*Exercise directions:* Lift every line from the entries that includes the word "当日の貯水量".

Figure contents as structured data:
>>

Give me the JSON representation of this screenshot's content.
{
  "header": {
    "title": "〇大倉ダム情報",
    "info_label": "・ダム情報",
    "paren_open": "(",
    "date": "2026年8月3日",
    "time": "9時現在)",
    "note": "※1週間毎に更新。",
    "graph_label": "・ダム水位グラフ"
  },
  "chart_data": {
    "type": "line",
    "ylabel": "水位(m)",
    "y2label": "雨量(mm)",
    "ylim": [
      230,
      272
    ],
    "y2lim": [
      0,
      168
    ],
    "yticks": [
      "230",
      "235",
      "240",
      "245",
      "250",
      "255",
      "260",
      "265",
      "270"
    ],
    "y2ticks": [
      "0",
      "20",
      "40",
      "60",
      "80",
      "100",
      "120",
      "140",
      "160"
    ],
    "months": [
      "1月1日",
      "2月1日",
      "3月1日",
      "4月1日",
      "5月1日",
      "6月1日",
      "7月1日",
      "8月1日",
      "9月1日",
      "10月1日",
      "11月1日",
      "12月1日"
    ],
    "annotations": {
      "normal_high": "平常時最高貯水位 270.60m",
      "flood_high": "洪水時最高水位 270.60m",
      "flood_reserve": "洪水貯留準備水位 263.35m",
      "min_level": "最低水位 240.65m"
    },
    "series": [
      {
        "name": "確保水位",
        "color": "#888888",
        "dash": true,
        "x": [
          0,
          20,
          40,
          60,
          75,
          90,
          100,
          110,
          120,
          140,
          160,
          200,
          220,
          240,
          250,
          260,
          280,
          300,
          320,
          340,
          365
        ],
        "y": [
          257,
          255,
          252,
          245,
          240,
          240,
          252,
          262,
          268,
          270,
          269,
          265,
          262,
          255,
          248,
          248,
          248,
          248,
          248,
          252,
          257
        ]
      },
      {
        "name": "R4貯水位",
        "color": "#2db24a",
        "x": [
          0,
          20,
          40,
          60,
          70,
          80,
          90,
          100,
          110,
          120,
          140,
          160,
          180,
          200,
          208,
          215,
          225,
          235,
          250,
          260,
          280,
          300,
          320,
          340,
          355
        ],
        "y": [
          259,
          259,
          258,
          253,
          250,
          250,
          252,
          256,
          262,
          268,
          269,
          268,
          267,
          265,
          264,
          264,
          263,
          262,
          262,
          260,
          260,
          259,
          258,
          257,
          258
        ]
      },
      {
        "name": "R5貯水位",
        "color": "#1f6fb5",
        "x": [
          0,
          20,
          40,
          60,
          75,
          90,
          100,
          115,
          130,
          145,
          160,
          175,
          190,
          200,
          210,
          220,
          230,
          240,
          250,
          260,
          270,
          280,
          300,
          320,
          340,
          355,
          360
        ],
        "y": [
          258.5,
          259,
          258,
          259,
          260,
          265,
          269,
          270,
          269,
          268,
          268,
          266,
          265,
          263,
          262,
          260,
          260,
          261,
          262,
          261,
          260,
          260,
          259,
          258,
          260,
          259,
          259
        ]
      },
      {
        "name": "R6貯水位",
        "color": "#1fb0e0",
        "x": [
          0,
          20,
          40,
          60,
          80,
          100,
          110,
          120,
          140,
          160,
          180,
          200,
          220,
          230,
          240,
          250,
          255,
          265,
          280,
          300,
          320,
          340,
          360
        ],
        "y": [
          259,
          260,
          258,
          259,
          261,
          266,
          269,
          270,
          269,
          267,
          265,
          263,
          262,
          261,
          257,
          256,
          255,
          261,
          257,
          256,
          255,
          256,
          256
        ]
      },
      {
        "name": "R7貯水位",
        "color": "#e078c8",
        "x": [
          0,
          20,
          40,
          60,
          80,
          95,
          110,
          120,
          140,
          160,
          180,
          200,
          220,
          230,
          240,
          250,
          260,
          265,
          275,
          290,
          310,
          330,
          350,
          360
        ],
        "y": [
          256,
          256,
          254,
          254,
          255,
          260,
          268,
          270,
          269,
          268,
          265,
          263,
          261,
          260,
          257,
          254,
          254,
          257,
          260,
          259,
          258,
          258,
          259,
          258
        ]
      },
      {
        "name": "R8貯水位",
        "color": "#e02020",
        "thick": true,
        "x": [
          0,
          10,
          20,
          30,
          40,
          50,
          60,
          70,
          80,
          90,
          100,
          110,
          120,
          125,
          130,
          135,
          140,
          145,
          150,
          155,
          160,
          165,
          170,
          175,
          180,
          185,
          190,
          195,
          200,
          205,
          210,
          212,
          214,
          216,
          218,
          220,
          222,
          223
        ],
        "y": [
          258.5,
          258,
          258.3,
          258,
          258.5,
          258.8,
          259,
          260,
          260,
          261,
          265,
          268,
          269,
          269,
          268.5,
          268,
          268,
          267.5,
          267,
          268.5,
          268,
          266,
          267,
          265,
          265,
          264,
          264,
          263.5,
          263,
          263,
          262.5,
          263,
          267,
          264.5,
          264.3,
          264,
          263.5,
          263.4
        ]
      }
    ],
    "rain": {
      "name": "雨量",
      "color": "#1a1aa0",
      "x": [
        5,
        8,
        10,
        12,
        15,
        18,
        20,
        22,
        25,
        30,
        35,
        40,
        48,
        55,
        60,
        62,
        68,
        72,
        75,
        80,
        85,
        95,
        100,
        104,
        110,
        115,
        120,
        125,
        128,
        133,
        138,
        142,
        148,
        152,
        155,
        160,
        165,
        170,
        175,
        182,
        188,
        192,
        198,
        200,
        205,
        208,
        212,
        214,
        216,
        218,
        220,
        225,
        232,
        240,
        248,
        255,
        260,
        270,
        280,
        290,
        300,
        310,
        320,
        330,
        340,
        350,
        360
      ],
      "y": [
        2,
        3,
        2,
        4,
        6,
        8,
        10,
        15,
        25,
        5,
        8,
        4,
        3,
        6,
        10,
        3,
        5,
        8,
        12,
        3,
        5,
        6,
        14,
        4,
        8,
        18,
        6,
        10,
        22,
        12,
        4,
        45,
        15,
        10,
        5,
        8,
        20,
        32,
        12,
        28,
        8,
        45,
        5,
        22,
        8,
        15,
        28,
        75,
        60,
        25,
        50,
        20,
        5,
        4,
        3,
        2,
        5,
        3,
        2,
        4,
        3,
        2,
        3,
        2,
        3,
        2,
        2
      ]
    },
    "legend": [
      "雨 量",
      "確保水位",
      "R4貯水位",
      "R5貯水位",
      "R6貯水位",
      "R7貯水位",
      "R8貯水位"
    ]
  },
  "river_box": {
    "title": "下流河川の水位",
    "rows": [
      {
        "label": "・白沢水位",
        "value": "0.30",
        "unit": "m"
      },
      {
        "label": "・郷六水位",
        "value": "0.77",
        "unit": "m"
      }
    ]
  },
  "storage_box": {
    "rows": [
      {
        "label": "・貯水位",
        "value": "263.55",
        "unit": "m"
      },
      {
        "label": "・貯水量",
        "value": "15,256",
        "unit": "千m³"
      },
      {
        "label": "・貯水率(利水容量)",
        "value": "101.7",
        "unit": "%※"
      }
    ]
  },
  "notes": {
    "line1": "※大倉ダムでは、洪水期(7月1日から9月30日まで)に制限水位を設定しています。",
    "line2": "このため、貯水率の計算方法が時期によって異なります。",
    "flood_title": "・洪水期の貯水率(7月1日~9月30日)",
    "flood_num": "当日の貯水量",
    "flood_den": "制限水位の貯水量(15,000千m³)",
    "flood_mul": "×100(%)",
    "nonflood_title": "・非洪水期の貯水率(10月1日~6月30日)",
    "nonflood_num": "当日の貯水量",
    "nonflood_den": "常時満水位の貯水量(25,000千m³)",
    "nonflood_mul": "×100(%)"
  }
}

<<

*Answer below:*
    "flood_num": "当日の貯水量",
    "nonflood_num": "当日の貯水量",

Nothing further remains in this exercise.